To do
Reproduce every line of the records below without any change, keeping them in their original order.

Material to process
_ _ _ _ _ _ _

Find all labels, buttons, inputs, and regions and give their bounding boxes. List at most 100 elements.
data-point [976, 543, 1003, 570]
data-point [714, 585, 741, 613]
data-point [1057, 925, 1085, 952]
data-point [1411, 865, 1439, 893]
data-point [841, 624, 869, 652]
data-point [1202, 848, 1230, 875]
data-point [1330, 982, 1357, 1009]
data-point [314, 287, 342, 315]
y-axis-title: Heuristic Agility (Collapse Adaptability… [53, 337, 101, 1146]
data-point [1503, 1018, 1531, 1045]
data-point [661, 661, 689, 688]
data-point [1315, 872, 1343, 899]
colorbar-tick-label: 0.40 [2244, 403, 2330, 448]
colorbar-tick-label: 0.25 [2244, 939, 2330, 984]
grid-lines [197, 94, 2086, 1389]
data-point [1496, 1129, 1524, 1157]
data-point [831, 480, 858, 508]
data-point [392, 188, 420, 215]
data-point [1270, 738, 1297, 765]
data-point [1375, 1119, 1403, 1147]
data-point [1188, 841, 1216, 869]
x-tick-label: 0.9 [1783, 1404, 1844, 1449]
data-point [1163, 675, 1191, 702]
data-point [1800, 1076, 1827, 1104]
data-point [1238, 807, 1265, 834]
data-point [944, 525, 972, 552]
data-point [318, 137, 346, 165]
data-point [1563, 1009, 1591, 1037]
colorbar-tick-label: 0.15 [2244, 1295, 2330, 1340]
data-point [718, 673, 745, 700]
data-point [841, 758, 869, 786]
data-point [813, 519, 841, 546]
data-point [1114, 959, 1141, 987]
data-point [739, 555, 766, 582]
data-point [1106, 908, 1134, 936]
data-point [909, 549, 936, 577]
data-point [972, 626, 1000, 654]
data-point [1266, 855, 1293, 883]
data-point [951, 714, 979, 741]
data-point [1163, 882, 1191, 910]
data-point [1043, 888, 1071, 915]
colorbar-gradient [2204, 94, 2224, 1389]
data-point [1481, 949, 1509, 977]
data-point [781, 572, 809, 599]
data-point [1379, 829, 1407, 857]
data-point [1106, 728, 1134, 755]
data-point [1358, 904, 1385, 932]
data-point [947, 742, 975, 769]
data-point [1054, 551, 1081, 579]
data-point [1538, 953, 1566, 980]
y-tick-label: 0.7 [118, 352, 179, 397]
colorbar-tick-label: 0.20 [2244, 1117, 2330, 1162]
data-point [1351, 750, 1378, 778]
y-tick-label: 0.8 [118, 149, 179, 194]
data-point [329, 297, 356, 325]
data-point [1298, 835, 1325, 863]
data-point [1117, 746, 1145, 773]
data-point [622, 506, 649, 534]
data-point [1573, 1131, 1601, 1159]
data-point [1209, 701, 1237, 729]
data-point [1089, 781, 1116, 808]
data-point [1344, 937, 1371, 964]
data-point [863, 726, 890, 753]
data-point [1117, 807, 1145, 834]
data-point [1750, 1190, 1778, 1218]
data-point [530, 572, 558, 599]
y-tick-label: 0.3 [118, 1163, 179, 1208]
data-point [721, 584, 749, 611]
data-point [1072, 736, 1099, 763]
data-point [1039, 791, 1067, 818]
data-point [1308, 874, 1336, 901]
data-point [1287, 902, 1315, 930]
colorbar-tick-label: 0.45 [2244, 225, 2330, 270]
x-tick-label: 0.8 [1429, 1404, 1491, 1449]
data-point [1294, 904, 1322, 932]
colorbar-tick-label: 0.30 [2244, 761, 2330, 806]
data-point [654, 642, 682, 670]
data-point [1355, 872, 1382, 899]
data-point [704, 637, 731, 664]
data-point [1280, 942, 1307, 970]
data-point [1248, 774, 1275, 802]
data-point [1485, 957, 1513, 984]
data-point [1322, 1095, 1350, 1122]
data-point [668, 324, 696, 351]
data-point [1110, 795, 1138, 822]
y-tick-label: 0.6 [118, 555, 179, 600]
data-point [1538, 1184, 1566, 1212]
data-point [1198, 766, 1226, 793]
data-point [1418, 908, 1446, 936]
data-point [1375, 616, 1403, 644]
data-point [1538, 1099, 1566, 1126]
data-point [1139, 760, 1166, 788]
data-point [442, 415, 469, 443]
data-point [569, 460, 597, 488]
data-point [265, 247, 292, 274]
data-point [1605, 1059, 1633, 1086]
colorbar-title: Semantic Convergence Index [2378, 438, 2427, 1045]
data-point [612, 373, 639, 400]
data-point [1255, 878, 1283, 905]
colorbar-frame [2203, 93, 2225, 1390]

_ _ _ _ _ _ _

Solution for this exercise
Find all labels, buttons, inputs, and regions and give their bounding boxes. List at most 100 elements.
data-point [976, 543, 1003, 570]
data-point [714, 585, 741, 613]
data-point [1057, 925, 1085, 952]
data-point [1411, 865, 1439, 893]
data-point [841, 624, 869, 652]
data-point [1202, 848, 1230, 875]
data-point [1330, 982, 1357, 1009]
data-point [314, 287, 342, 315]
y-axis-title: Heuristic Agility (Collapse Adaptability… [53, 337, 101, 1146]
data-point [1503, 1018, 1531, 1045]
data-point [661, 661, 689, 688]
data-point [1315, 872, 1343, 899]
colorbar-tick-label: 0.40 [2244, 403, 2330, 448]
colorbar-tick-label: 0.25 [2244, 939, 2330, 984]
grid-lines [197, 94, 2086, 1389]
data-point [1496, 1129, 1524, 1157]
data-point [831, 480, 858, 508]
data-point [392, 188, 420, 215]
data-point [1270, 738, 1297, 765]
data-point [1375, 1119, 1403, 1147]
data-point [1188, 841, 1216, 869]
x-tick-label: 0.9 [1783, 1404, 1844, 1449]
data-point [1163, 675, 1191, 702]
data-point [1800, 1076, 1827, 1104]
data-point [1238, 807, 1265, 834]
data-point [944, 525, 972, 552]
data-point [318, 137, 346, 165]
data-point [1563, 1009, 1591, 1037]
colorbar-tick-label: 0.15 [2244, 1295, 2330, 1340]
data-point [718, 673, 745, 700]
data-point [841, 758, 869, 786]
data-point [813, 519, 841, 546]
data-point [1114, 959, 1141, 987]
data-point [739, 555, 766, 582]
data-point [1106, 908, 1134, 936]
data-point [909, 549, 936, 577]
data-point [972, 626, 1000, 654]
data-point [1266, 855, 1293, 883]
data-point [951, 714, 979, 741]
data-point [1163, 882, 1191, 910]
data-point [1043, 888, 1071, 915]
colorbar-gradient [2204, 94, 2224, 1389]
data-point [1481, 949, 1509, 977]
data-point [781, 572, 809, 599]
data-point [1379, 829, 1407, 857]
data-point [1106, 728, 1134, 755]
data-point [1358, 904, 1385, 932]
data-point [947, 742, 975, 769]
data-point [1054, 551, 1081, 579]
data-point [1538, 953, 1566, 980]
y-tick-label: 0.7 [118, 352, 179, 397]
colorbar-tick-label: 0.20 [2244, 1117, 2330, 1162]
data-point [1351, 750, 1378, 778]
y-tick-label: 0.8 [118, 149, 179, 194]
data-point [329, 297, 356, 325]
data-point [1298, 835, 1325, 863]
data-point [1117, 746, 1145, 773]
data-point [622, 506, 649, 534]
data-point [1573, 1131, 1601, 1159]
data-point [1209, 701, 1237, 729]
data-point [1089, 781, 1116, 808]
data-point [1344, 937, 1371, 964]
data-point [863, 726, 890, 753]
data-point [1117, 807, 1145, 834]
data-point [1750, 1190, 1778, 1218]
data-point [530, 572, 558, 599]
y-tick-label: 0.3 [118, 1163, 179, 1208]
data-point [721, 584, 749, 611]
data-point [1072, 736, 1099, 763]
data-point [1039, 791, 1067, 818]
data-point [1308, 874, 1336, 901]
data-point [1287, 902, 1315, 930]
colorbar-tick-label: 0.45 [2244, 225, 2330, 270]
x-tick-label: 0.8 [1429, 1404, 1491, 1449]
data-point [1294, 904, 1322, 932]
colorbar-tick-label: 0.30 [2244, 761, 2330, 806]
data-point [654, 642, 682, 670]
data-point [1355, 872, 1382, 899]
data-point [704, 637, 731, 664]
data-point [1280, 942, 1307, 970]
data-point [1248, 774, 1275, 802]
data-point [1485, 957, 1513, 984]
data-point [1322, 1095, 1350, 1122]
data-point [668, 324, 696, 351]
data-point [1110, 795, 1138, 822]
y-tick-label: 0.6 [118, 555, 179, 600]
data-point [1538, 1184, 1566, 1212]
data-point [1198, 766, 1226, 793]
data-point [1418, 908, 1446, 936]
data-point [1375, 616, 1403, 644]
data-point [1538, 1099, 1566, 1126]
data-point [1139, 760, 1166, 788]
data-point [442, 415, 469, 443]
data-point [569, 460, 597, 488]
data-point [265, 247, 292, 274]
data-point [1605, 1059, 1633, 1086]
colorbar-title: Semantic Convergence Index [2378, 438, 2427, 1045]
data-point [612, 373, 639, 400]
data-point [1255, 878, 1283, 905]
colorbar-frame [2203, 93, 2225, 1390]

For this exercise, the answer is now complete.